Document passage —

((

Editorial: Sneaky gun amnesty
Toronto Star, Apr 12, 2007 04:30 AM
Canada's gun laws are hardly burdensome. Gun owners have to be properly licensed and must register their handguns and "long" guns, such as rifles and shotguns. At the moment, Ottawa is even handing out licence renewals free.

The opening line is raising guffaws from coast to coast. A 2 billion dollar fiasco that isn't, and can't keep track of duck guns, let alone criminal hardware. Costs at least $110 million a year to maintain. Employs some 1200 people. None of this drain on the taxpayer existed 12 years ago, and massage the numbers from Statscan all you want, hasn't altered the statistically insignificant gun-crime landscape in Canada one iota. Hardly burdensome? Because of C-68, firearms owners now are required to pay for and take one or more weekend courses, pony up upwards of $80 for a licence (possession and acquisition licence, or PAL), subject themselves to a litany of charter violations, beg for permission to even take some of their firearms to the range (authorization to transport), keep track and carry with them through swamp and bush, paperwork (registration certificate), without which their property may be seized. My paperwork folder for my 20 odd firearms is 4 inches thick. Even my pre War of 1812 flintlock pistol reproductions are papered, for God's sake. When was the last time a Toronto gangbanger settled a score with a 1730 Queen Anne pistol?

Licences are handed out free presently because the Conservatives recognize that the requirement for a renewal every 5 years is just ridiculous. To beat the proverbial dead horse, gangbangers don't have the requirement, because they just skip the licencing thingy.
Even so, Prime Minister Stephen Harper's Conservatives have never met a gun law they would not like to soften. To that end, they introduced Bill C-21 in Parliament last year to kill the long-gun registry by repealing the requirement to register firearms that are non-restricted, such as hunting rifles and shotguns.

))

Data excerpt —

((

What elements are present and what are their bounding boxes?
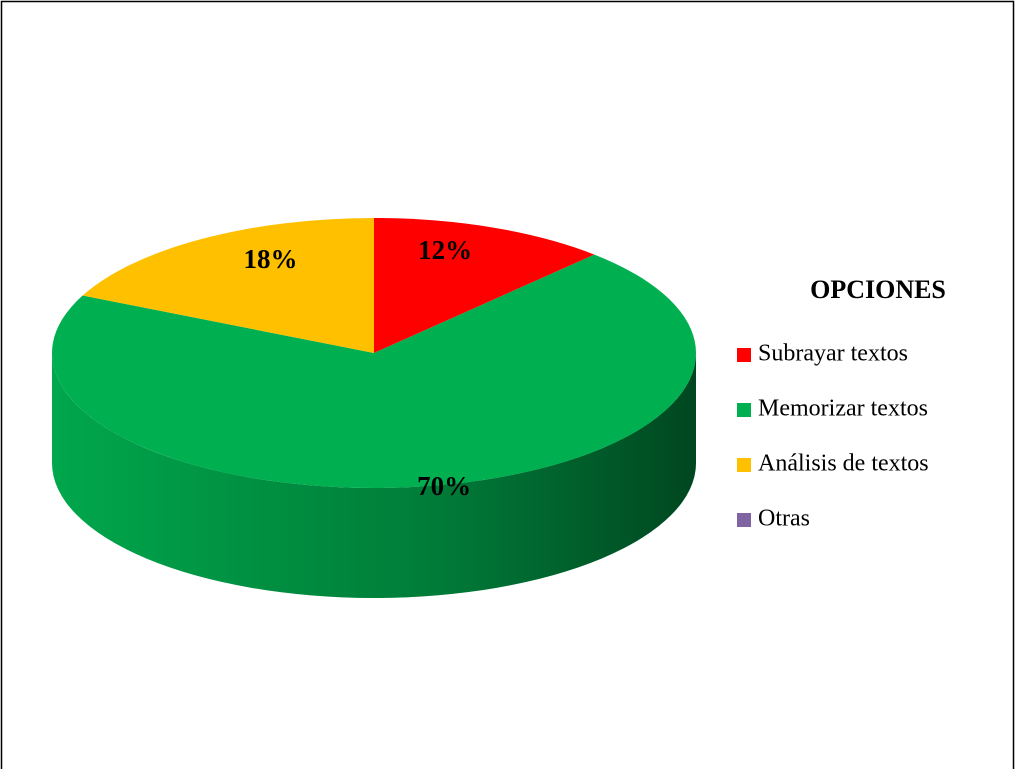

))

Given exercise 1 — In the gun editorial, which bill did the Conservatives introduce in Parliament last year to end the long-gun registry?
Given exercise 2 — Transcribe the gun editorial word for word, starting with "Editorial: Sneaky gun" and going on through "licence renewals free.".
Given exercise 3 — Pick up the editorial on Canada's gun laws where it stops and carry it on.

Task output 1 — Bill C-21

Task output 2 —
Editorial: Sneaky gun amnesty
Toronto Star, Apr 12, 2007 04:30 AM
Canada's gun laws are hardly burdensome. Gun owners have to be properly licensed and must register their handguns and "long" guns, such as rifles and shotguns. At the moment, Ottawa is even handing out licence renewals free.

Task output 3 —
Bill C-21 has not yet been passed, so technically long-gun owners still need to register their guns.

The last part is true. C-21 has not passed, and frankly, most firearms owners hope it never does. There are egregious policy errors in C-21, and while the requirement to register non-restricted firearms ends, the burden of approving transfers falls to the Chief Firearms Officers in the provinces (something that is happening increasingly already). Ergo, registration has merely passed from the Feds to the provinces. This is "softening the gun laws"? This is a political nightmare waiting to happen in McGuinty's Ontario.
Most Canadian gun owners are law-abiding people who have done so. Nearly 2 million Canadians are licensed to own 7 million registered guns. There is 90 per cent compliance with registration.

The 90 percent statistic was generated by McLellan et al, and parroted to no end by Wendy Cukier and her cohorts as a means to sell the program, years ago. Its never been proven, is truly unknowable, and based on the assumption that the Canadian Firearms Centre had estimated the firearms population at a certain low number, had registered 90% of that number, so geewhiz, 90% compliance. Estimates of firearms numbers in Canada run as high as 20 million. There are certainly way more than the 7 million tossed around in the editorial. These stats have never withstood scrutiny. Two million owners would be a very conservative estimate. Practically every gunowner knows someone who has not registered...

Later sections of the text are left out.